- **DATA**:

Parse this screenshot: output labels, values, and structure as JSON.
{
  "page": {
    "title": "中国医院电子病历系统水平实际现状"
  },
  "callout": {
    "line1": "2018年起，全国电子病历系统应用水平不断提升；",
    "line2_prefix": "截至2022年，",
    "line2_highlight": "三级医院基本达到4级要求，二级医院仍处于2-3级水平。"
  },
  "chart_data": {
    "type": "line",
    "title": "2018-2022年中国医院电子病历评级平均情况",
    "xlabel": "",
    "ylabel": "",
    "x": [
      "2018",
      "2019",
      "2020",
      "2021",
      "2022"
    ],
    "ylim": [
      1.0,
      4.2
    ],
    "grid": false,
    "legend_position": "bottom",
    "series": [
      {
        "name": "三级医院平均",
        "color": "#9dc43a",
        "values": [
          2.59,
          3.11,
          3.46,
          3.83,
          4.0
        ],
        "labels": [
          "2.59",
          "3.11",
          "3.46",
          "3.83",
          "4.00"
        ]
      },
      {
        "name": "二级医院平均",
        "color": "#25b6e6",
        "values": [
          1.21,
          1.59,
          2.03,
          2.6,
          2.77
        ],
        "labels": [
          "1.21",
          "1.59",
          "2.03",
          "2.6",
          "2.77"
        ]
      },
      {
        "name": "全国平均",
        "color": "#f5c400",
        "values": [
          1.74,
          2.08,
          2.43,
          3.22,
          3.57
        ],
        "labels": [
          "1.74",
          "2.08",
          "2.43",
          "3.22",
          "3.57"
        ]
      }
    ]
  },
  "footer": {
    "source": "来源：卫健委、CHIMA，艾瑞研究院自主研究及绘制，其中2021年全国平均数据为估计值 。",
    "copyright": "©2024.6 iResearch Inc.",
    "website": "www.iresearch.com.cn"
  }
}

- **GIVEN INSTRUCTION**:
Copy all lines from the data that hold the word "title".

- **CORRECT RESULT**:
    "title": "中国医院电子病历系统水平实际现状"
    "title": "2018-2022年中国医院电子病历评级平均情况",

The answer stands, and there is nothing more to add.